(Figure content listings)

^^^^^^^^^^^^^^^^

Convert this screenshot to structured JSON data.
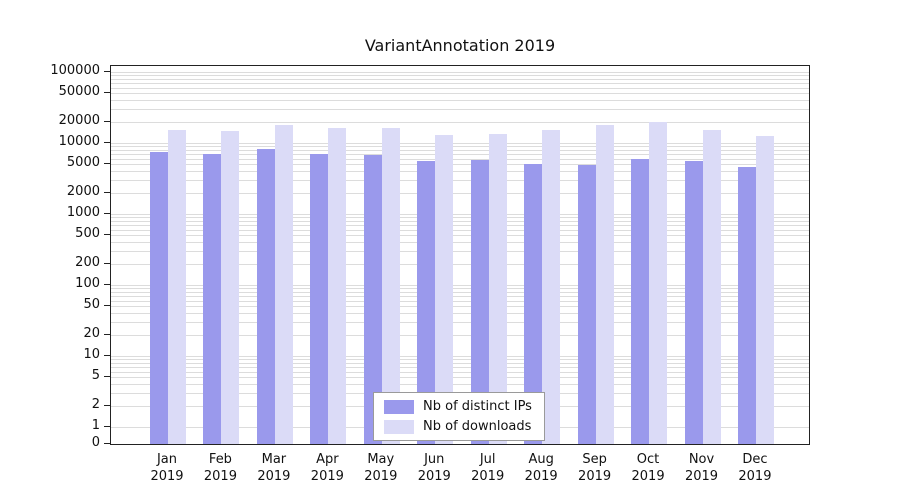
{
  "title": "VariantAnnotation 2019",
  "chart_data": {
    "type": "bar",
    "title": "VariantAnnotation 2019",
    "xlabel": "",
    "ylabel": "",
    "scale": "log",
    "grid": true,
    "legend_position": "bottom-center",
    "categories": [
      "Jan",
      "Feb",
      "Mar",
      "Apr",
      "May",
      "Jun",
      "Jul",
      "Aug",
      "Sep",
      "Oct",
      "Nov",
      "Dec"
    ],
    "year_label": "2019",
    "yticks": [
      0,
      1,
      2,
      5,
      10,
      20,
      50,
      100,
      200,
      500,
      1000,
      2000,
      5000,
      10000,
      20000,
      50000,
      100000
    ],
    "ylim": [
      0,
      100000
    ],
    "series": [
      {
        "name": "Nb of distinct IPs",
        "color": "#9a99ec",
        "values": [
          7500,
          7000,
          8200,
          7100,
          6800,
          5600,
          5700,
          5100,
          4900,
          5900,
          5600,
          4600
        ]
      },
      {
        "name": "Nb of downloads",
        "color": "#dbdbf7",
        "values": [
          15300,
          15000,
          17900,
          16200,
          16300,
          13000,
          13400,
          15300,
          17800,
          19800,
          15200,
          12600
        ]
      }
    ]
  }
}
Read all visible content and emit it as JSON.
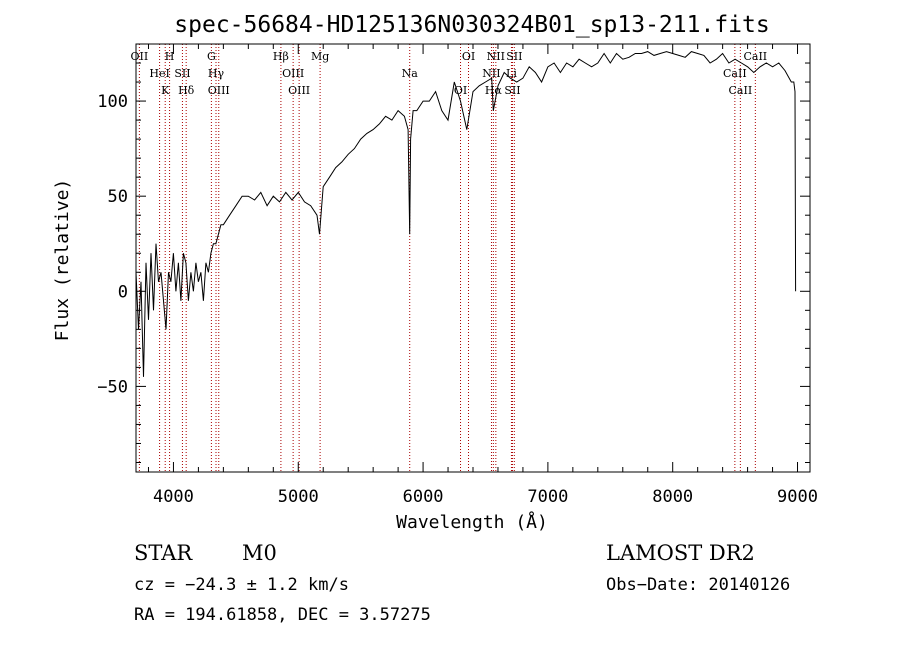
{
  "chart_data": {
    "type": "line",
    "title": "spec-56684-HD125136N030324B01_sp13-211.fits",
    "xlabel": "Wavelength (Å)",
    "ylabel": "Flux (relative)",
    "xlim": [
      3700,
      9100
    ],
    "ylim": [
      -95,
      130
    ],
    "x_ticks": [
      4000,
      5000,
      6000,
      7000,
      8000,
      9000
    ],
    "y_ticks": [
      -50,
      0,
      50,
      100
    ],
    "grid": false,
    "series": [
      {
        "color": "#000000",
        "x": [
          3700,
          3720,
          3740,
          3760,
          3780,
          3800,
          3820,
          3840,
          3860,
          3880,
          3900,
          3920,
          3940,
          3960,
          3980,
          4000,
          4020,
          4040,
          4060,
          4080,
          4100,
          4120,
          4140,
          4160,
          4180,
          4200,
          4220,
          4240,
          4260,
          4280,
          4300,
          4320,
          4340,
          4360,
          4380,
          4400,
          4450,
          4500,
          4550,
          4600,
          4650,
          4700,
          4750,
          4800,
          4850,
          4900,
          4950,
          5000,
          5050,
          5100,
          5150,
          5170,
          5200,
          5250,
          5300,
          5350,
          5400,
          5450,
          5500,
          5550,
          5600,
          5650,
          5700,
          5750,
          5800,
          5850,
          5880,
          5893,
          5900,
          5920,
          5950,
          6000,
          6050,
          6100,
          6150,
          6200,
          6250,
          6300,
          6350,
          6400,
          6450,
          6500,
          6550,
          6563,
          6600,
          6650,
          6700,
          6750,
          6800,
          6850,
          6900,
          6950,
          7000,
          7050,
          7100,
          7150,
          7200,
          7250,
          7300,
          7350,
          7400,
          7450,
          7500,
          7550,
          7600,
          7650,
          7700,
          7750,
          7800,
          7850,
          7900,
          7950,
          8000,
          8050,
          8100,
          8150,
          8200,
          8250,
          8300,
          8350,
          8400,
          8450,
          8500,
          8550,
          8600,
          8650,
          8700,
          8750,
          8800,
          8850,
          8900,
          8950,
          8970,
          8980,
          8985
        ],
        "y": [
          10,
          -20,
          5,
          -45,
          15,
          -15,
          20,
          -10,
          25,
          5,
          10,
          -5,
          -20,
          10,
          5,
          20,
          0,
          15,
          -5,
          20,
          15,
          -5,
          10,
          0,
          15,
          5,
          10,
          -5,
          15,
          10,
          20,
          25,
          25,
          30,
          35,
          35,
          40,
          45,
          50,
          50,
          48,
          52,
          45,
          50,
          47,
          52,
          48,
          52,
          47,
          45,
          40,
          30,
          55,
          60,
          65,
          68,
          72,
          75,
          80,
          83,
          85,
          88,
          92,
          90,
          95,
          92,
          85,
          30,
          80,
          95,
          95,
          100,
          100,
          105,
          95,
          90,
          110,
          100,
          85,
          105,
          108,
          110,
          112,
          95,
          108,
          115,
          112,
          110,
          112,
          118,
          115,
          110,
          118,
          120,
          115,
          120,
          118,
          122,
          120,
          118,
          120,
          125,
          120,
          125,
          122,
          123,
          125,
          125,
          126,
          124,
          125,
          126,
          125,
          124,
          123,
          126,
          125,
          124,
          120,
          122,
          125,
          120,
          122,
          120,
          118,
          115,
          118,
          120,
          118,
          120,
          116,
          110,
          110,
          105,
          0
        ]
      }
    ],
    "line_labels": [
      {
        "wavelength": 3727,
        "label": "OII"
      },
      {
        "wavelength": 3889,
        "label": "HeI"
      },
      {
        "wavelength": 3934,
        "label": "K"
      },
      {
        "wavelength": 3969,
        "label": "H"
      },
      {
        "wavelength": 4072,
        "label": "SII"
      },
      {
        "wavelength": 4102,
        "label": "Hδ"
      },
      {
        "wavelength": 4304,
        "label": "G"
      },
      {
        "wavelength": 4341,
        "label": "Hγ"
      },
      {
        "wavelength": 4363,
        "label": "OIII"
      },
      {
        "wavelength": 4861,
        "label": "Hβ"
      },
      {
        "wavelength": 4959,
        "label": "OIII"
      },
      {
        "wavelength": 5007,
        "label": "OIII"
      },
      {
        "wavelength": 5175,
        "label": "Mg"
      },
      {
        "wavelength": 5893,
        "label": "Na"
      },
      {
        "wavelength": 6300,
        "label": "OI"
      },
      {
        "wavelength": 6364,
        "label": "OI"
      },
      {
        "wavelength": 6548,
        "label": "NII"
      },
      {
        "wavelength": 6563,
        "label": "Hα"
      },
      {
        "wavelength": 6583,
        "label": "NII"
      },
      {
        "wavelength": 6708,
        "label": "Li"
      },
      {
        "wavelength": 6716,
        "label": "SII"
      },
      {
        "wavelength": 6731,
        "label": "SII"
      },
      {
        "wavelength": 8498,
        "label": "CaII"
      },
      {
        "wavelength": 8542,
        "label": "CaII"
      },
      {
        "wavelength": 8662,
        "label": "CaII"
      }
    ],
    "line_color": "#aa0000"
  },
  "info": {
    "object_class": "STAR",
    "subclass": "M0",
    "survey": "LAMOST DR2",
    "cz": "cz = −24.3 ± 1.2 km/s",
    "obs_date": "Obs−Date: 20140126",
    "coords": "RA = 194.61858, DEC =    3.57275"
  }
}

^^^^^^^^^^^^^^^^

◆ Exercise ◆
What is the number of lines in the data holding the word "JSON"? Reply with that number only.

◆ Complete output ◆
2